● **Problem description**
Quote every line as given.

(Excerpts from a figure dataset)

*-*-*

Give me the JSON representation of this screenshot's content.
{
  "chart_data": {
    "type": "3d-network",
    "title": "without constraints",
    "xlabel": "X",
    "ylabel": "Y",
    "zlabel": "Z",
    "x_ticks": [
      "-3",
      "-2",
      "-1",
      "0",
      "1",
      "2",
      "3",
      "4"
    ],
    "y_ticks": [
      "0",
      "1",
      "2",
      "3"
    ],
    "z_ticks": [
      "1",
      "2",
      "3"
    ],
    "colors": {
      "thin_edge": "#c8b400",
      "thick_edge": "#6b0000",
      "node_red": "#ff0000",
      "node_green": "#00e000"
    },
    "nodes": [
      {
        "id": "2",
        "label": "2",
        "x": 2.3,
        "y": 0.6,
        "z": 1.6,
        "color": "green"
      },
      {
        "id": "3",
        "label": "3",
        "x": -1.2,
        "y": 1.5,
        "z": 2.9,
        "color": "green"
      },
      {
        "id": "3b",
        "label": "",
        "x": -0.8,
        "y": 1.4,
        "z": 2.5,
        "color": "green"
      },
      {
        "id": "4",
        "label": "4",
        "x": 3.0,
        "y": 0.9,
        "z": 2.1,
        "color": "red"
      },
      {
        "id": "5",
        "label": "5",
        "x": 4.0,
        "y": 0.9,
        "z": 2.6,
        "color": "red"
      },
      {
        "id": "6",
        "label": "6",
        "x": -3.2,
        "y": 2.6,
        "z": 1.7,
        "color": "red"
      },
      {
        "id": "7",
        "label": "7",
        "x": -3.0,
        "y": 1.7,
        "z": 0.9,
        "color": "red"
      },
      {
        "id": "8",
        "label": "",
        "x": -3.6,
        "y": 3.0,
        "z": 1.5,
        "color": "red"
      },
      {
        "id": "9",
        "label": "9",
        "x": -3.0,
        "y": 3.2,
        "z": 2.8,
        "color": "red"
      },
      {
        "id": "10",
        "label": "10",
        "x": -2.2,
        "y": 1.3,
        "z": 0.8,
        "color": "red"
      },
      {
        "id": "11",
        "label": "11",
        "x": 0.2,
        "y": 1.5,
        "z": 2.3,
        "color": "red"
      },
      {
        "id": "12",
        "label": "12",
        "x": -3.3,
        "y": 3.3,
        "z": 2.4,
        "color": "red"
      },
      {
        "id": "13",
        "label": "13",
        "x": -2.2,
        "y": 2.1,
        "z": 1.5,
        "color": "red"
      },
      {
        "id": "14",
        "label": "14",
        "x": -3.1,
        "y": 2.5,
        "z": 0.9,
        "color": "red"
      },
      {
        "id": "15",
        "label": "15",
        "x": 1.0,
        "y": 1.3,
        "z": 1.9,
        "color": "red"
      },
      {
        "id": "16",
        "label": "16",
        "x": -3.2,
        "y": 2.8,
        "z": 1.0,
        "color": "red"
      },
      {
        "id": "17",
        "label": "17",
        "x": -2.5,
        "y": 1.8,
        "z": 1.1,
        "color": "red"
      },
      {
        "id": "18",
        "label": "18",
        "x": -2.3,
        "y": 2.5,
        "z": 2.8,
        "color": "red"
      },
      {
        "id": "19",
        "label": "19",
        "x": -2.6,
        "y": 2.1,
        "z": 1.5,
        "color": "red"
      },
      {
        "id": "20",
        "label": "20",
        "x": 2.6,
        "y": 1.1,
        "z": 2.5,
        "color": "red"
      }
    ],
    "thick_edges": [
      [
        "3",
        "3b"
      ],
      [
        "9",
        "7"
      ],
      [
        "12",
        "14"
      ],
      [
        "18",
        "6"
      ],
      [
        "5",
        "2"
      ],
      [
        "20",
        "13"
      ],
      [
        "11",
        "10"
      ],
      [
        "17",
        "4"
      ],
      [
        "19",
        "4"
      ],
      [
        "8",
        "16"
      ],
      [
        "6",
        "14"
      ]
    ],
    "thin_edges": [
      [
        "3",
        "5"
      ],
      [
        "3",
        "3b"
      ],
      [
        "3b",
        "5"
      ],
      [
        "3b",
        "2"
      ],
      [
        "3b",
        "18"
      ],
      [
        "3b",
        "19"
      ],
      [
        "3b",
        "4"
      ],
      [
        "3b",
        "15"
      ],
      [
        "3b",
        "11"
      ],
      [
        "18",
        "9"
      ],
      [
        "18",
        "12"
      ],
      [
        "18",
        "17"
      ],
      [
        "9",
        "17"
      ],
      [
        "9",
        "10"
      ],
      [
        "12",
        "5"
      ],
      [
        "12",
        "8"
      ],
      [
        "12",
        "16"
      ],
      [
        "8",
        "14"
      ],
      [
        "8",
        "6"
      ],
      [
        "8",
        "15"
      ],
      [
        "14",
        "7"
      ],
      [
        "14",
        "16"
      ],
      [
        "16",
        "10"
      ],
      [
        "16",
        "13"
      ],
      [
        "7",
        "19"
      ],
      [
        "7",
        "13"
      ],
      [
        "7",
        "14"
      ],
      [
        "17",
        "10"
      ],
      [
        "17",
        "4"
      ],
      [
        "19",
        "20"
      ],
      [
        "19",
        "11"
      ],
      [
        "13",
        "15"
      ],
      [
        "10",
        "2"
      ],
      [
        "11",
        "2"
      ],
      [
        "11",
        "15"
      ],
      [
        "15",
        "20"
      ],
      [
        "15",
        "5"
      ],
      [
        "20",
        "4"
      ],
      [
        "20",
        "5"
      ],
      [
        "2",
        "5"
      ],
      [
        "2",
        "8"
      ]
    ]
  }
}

*-*-*

● **Response to the exercise**
Give me the JSON representation of this screenshot's content.
{
  "chart_data": {
    "type": "3d-network",
    "title": "without constraints",
    "xlabel": "X",
    "ylabel": "Y",
    "zlabel": "Z",
    "x_ticks": [
      "-3",
      "-2",
      "-1",
      "0",
      "1",
      "2",
      "3",
      "4"
    ],
    "y_ticks": [
      "0",
      "1",
      "2",
      "3"
    ],
    "z_ticks": [
      "1",
      "2",
      "3"
    ],
    "colors": {
      "thin_edge": "#c8b400",
      "thick_edge": "#6b0000",
      "node_red": "#ff0000",
      "node_green": "#00e000"
    },
    "nodes": [
      {
        "id": "2",
        "label": "2",
        "x": 2.3,
        "y": 0.6,
        "z": 1.6,
        "color": "green"
      },
      {
        "id": "3",
        "label": "3",
        "x": -1.2,
        "y": 1.5,
        "z": 2.9,
        "color": "green"
      },
      {
        "id": "3b",
        "label": "",
        "x": -0.8,
        "y": 1.4,
        "z": 2.5,
        "color": "green"
      },
      {
        "id": "4",
        "label": "4",
        "x": 3.0,
        "y": 0.9,
        "z": 2.1,
        "color": "red"
      },
      {
        "id": "5",
        "label": "5",
        "x": 4.0,
        "y": 0.9,
        "z": 2.6,
        "color": "red"
      },
      {
        "id": "6",
        "label": "6",
        "x": -3.2,
        "y": 2.6,
        "z": 1.7,
        "color": "red"
      },
      {
        "id": "7",
        "label": "7",
        "x": -3.0,
        "y": 1.7,
        "z": 0.9,
        "color": "red"
      },
      {
        "id": "8",
        "label": "",
        "x": -3.6,
        "y": 3.0,
        "z": 1.5,
        "color": "red"
      },
      {
        "id": "9",
        "label": "9",
        "x": -3.0,
        "y": 3.2,
        "z": 2.8,
        "color": "red"
      },
      {
        "id": "10",
        "label": "10",
        "x": -2.2,
        "y": 1.3,
        "z": 0.8,
        "color": "red"
      },
      {
        "id": "11",
        "label": "11",
        "x": 0.2,
        "y": 1.5,
        "z": 2.3,
        "color": "red"
      },
      {
        "id": "12",
        "label": "12",
        "x": -3.3,
        "y": 3.3,
        "z": 2.4,
        "color": "red"
      },
      {
        "id": "13",
        "label": "13",
        "x": -2.2,
        "y": 2.1,
        "z": 1.5,
        "color": "red"
      },
      {
        "id": "14",
        "label": "14",
        "x": -3.1,
        "y": 2.5,
        "z": 0.9,
        "color": "red"
      },
      {
        "id": "15",
        "label": "15",
        "x": 1.0,
        "y": 1.3,
        "z": 1.9,
        "color": "red"
      },
      {
        "id": "16",
        "label": "16",
        "x": -3.2,
        "y": 2.8,
        "z": 1.0,
        "color": "red"
      },
      {
        "id": "17",
        "label": "17",
        "x": -2.5,
        "y": 1.8,
        "z": 1.1,
        "color": "red"
      },
      {
        "id": "18",
        "label": "18",
        "x": -2.3,
        "y": 2.5,
        "z": 2.8,
        "color": "red"
      },
      {
        "id": "19",
        "label": "19",
        "x": -2.6,
        "y": 2.1,
        "z": 1.5,
        "color": "red"
      },
      {
        "id": "20",
        "label": "20",
        "x": 2.6,
        "y": 1.1,
        "z": 2.5,
        "color": "red"
      }
    ],
    "thick_edges": [
      [
        "3",
        "3b"
      ],
      [
        "9",
        "7"
      ],
      [
        "12",
        "14"
      ],
      [
        "18",
        "6"
      ],
      [
        "5",
        "2"
      ],
      [
        "20",
        "13"
      ],
      [
        "11",
        "10"
      ],
      [
        "17",
        "4"
      ],
      [
        "19",
        "4"
      ],
      [
        "8",
        "16"
      ],
      [
        "6",
        "14"
      ]
    ],
    "thin_edges": [
      [
        "3",
        "5"
      ],
      [
        "3",
        "3b"
      ],
      [
        "3b",
        "5"
      ],
      [
        "3b",
        "2"
      ],
      [
        "3b",
        "18"
      ],
      [
        "3b",
        "19"
      ],
      [
        "3b",
        "4"
      ],
      [
        "3b",
        "15"
      ],
      [
        "3b",
        "11"
      ],
      [
        "18",
        "9"
      ],
      [
        "18",
        "12"
      ],
      [
        "18",
        "17"
      ],
      [
        "9",
        "17"
      ],
      [
        "9",
        "10"
      ],
      [
        "12",
        "5"
      ],
      [
        "12",
        "8"
      ],
      [
        "12",
        "16"
      ],
      [
        "8",
        "14"
      ],
      [
        "8",
        "6"
      ],
      [
        "8",
        "15"
      ],
      [
        "14",
        "7"
      ],
      [
        "14",
        "16"
      ],
      [
        "16",
        "10"
      ],
      [
        "16",
        "13"
      ],
      [
        "7",
        "19"
      ],
      [
        "7",
        "13"
      ],
      [
        "7",
        "14"
      ],
      [
        "17",
        "10"
      ],
      [
        "17",
        "4"
      ],
      [
        "19",
        "20"
      ],
      [
        "19",
        "11"
      ],
      [
        "13",
        "15"
      ],
      [
        "10",
        "2"
      ],
      [
        "11",
        "2"
      ],
      [
        "11",
        "15"
      ],
      [
        "15",
        "20"
      ],
      [
        "15",
        "5"
      ],
      [
        "20",
        "4"
      ],
      [
        "20",
        "5"
      ],
      [
        "2",
        "5"
      ],
      [
        "2",
        "8"
      ]
    ]
  }
}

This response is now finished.